Extracted entries

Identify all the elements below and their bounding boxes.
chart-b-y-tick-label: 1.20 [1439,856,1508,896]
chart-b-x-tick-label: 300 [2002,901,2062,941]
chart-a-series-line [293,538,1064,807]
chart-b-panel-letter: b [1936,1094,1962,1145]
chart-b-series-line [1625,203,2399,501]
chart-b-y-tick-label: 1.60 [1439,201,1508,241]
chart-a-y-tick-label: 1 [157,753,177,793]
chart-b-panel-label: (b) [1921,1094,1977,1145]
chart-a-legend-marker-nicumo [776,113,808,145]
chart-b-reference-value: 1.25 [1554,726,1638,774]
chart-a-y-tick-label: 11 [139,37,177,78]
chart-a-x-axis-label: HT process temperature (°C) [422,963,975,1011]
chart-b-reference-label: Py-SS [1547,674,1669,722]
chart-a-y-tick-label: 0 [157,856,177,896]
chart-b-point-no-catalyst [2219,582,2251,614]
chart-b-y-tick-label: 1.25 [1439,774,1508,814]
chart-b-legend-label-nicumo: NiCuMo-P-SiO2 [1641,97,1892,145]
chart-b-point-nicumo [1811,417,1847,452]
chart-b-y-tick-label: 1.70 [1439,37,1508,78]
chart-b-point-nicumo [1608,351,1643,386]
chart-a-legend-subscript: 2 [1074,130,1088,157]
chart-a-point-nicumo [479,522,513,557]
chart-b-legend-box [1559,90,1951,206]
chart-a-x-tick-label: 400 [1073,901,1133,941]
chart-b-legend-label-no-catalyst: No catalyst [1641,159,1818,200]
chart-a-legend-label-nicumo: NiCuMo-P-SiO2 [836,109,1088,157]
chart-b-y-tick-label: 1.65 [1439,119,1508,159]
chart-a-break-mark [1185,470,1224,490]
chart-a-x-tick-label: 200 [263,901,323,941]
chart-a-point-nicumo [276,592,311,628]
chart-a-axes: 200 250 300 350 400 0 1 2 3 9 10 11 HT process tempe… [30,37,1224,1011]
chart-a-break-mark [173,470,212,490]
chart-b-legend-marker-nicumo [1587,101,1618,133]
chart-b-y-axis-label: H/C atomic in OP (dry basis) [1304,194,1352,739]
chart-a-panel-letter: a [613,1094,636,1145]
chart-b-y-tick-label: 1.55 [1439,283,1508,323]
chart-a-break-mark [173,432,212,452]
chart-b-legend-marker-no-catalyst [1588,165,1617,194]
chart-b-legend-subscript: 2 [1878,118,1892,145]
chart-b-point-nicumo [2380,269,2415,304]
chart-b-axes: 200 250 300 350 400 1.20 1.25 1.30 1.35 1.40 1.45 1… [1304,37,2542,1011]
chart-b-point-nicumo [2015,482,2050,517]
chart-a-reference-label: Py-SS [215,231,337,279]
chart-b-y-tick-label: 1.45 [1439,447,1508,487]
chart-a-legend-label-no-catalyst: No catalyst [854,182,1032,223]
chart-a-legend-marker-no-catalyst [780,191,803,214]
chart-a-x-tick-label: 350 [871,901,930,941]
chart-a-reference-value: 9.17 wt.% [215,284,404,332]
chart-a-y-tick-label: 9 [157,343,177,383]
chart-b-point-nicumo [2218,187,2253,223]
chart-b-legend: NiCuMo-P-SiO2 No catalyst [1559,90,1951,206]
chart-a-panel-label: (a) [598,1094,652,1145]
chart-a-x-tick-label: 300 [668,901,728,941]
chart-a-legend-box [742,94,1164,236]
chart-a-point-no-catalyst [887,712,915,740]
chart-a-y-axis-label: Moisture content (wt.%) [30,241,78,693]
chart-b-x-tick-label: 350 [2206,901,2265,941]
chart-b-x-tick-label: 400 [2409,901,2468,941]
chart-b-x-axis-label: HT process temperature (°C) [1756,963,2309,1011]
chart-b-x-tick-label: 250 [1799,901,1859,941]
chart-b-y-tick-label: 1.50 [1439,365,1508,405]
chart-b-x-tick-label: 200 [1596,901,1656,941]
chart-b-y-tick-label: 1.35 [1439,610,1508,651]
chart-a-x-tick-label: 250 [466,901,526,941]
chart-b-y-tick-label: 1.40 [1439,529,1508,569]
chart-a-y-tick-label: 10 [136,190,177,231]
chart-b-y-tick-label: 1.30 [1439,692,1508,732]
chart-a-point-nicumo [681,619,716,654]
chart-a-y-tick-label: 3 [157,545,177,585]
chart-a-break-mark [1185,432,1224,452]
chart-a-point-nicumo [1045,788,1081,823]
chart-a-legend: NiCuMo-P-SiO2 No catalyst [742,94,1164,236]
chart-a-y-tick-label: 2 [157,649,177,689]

Goal of the exercise
Return every line of the data above without any changes, in the same order.

Written reply
Identify all the elements below and their bounding boxes.
chart-b-y-tick-label: 1.20 [1439,856,1508,896]
chart-b-x-tick-label: 300 [2002,901,2062,941]
chart-a-series-line [293,538,1064,807]
chart-b-panel-letter: b [1936,1094,1962,1145]
chart-b-series-line [1625,203,2399,501]
chart-b-y-tick-label: 1.60 [1439,201,1508,241]
chart-a-y-tick-label: 1 [157,753,177,793]
chart-b-panel-label: (b) [1921,1094,1977,1145]
chart-a-legend-marker-nicumo [776,113,808,145]
chart-b-reference-value: 1.25 [1554,726,1638,774]
chart-a-y-tick-label: 11 [139,37,177,78]
chart-a-x-axis-label: HT process temperature (°C) [422,963,975,1011]
chart-b-reference-label: Py-SS [1547,674,1669,722]
chart-a-y-tick-label: 0 [157,856,177,896]
chart-b-point-no-catalyst [2219,582,2251,614]
chart-b-y-tick-label: 1.25 [1439,774,1508,814]
chart-b-legend-label-nicumo: NiCuMo-P-SiO2 [1641,97,1892,145]
chart-b-point-nicumo [1811,417,1847,452]
chart-b-y-tick-label: 1.70 [1439,37,1508,78]
chart-b-point-nicumo [1608,351,1643,386]
chart-a-legend-subscript: 2 [1074,130,1088,157]
chart-a-point-nicumo [479,522,513,557]
chart-b-legend-box [1559,90,1951,206]
chart-a-x-tick-label: 400 [1073,901,1133,941]
chart-b-legend-label-no-catalyst: No catalyst [1641,159,1818,200]
chart-a-legend-label-nicumo: NiCuMo-P-SiO2 [836,109,1088,157]
chart-b-y-tick-label: 1.65 [1439,119,1508,159]
chart-a-break-mark [1185,470,1224,490]
chart-a-x-tick-label: 200 [263,901,323,941]
chart-a-point-nicumo [276,592,311,628]
chart-a-axes: 200 250 300 350 400 0 1 2 3 9 10 11 HT process tempe… [30,37,1224,1011]
chart-a-break-mark [173,470,212,490]
chart-b-legend-marker-nicumo [1587,101,1618,133]
chart-b-y-axis-label: H/C atomic in OP (dry basis) [1304,194,1352,739]
chart-a-panel-letter: a [613,1094,636,1145]
chart-b-y-tick-label: 1.55 [1439,283,1508,323]
chart-a-break-mark [173,432,212,452]
chart-b-legend-marker-no-catalyst [1588,165,1617,194]
chart-b-legend-subscript: 2 [1878,118,1892,145]
chart-b-point-nicumo [2380,269,2415,304]
chart-b-axes: 200 250 300 350 400 1.20 1.25 1.30 1.35 1.40 1.45 1… [1304,37,2542,1011]
chart-b-point-nicumo [2015,482,2050,517]
chart-a-reference-label: Py-SS [215,231,337,279]
chart-b-y-tick-label: 1.45 [1439,447,1508,487]
chart-a-legend-label-no-catalyst: No catalyst [854,182,1032,223]
chart-a-legend-marker-no-catalyst [780,191,803,214]
chart-a-x-tick-label: 350 [871,901,930,941]
chart-a-reference-value: 9.17 wt.% [215,284,404,332]
chart-a-y-tick-label: 9 [157,343,177,383]
chart-b-point-nicumo [2218,187,2253,223]
chart-b-legend: NiCuMo-P-SiO2 No catalyst [1559,90,1951,206]
chart-a-panel-label: (a) [598,1094,652,1145]
chart-a-x-tick-label: 300 [668,901,728,941]
chart-a-legend-box [742,94,1164,236]
chart-a-point-no-catalyst [887,712,915,740]
chart-a-y-axis-label: Moisture content (wt.%) [30,241,78,693]
chart-b-x-tick-label: 350 [2206,901,2265,941]
chart-b-x-tick-label: 400 [2409,901,2468,941]
chart-b-x-axis-label: HT process temperature (°C) [1756,963,2309,1011]
chart-b-x-tick-label: 250 [1799,901,1859,941]
chart-b-y-tick-label: 1.50 [1439,365,1508,405]
chart-b-x-tick-label: 200 [1596,901,1656,941]
chart-b-y-tick-label: 1.35 [1439,610,1508,651]
chart-a-x-tick-label: 250 [466,901,526,941]
chart-b-y-tick-label: 1.40 [1439,529,1508,569]
chart-a-y-tick-label: 10 [136,190,177,231]
chart-b-y-tick-label: 1.30 [1439,692,1508,732]
chart-a-point-nicumo [681,619,716,654]
chart-a-y-tick-label: 3 [157,545,177,585]
chart-a-break-mark [1185,432,1224,452]
chart-a-point-nicumo [1045,788,1081,823]
chart-a-legend: NiCuMo-P-SiO2 No catalyst [742,94,1164,236]
chart-a-y-tick-label: 2 [157,649,177,689]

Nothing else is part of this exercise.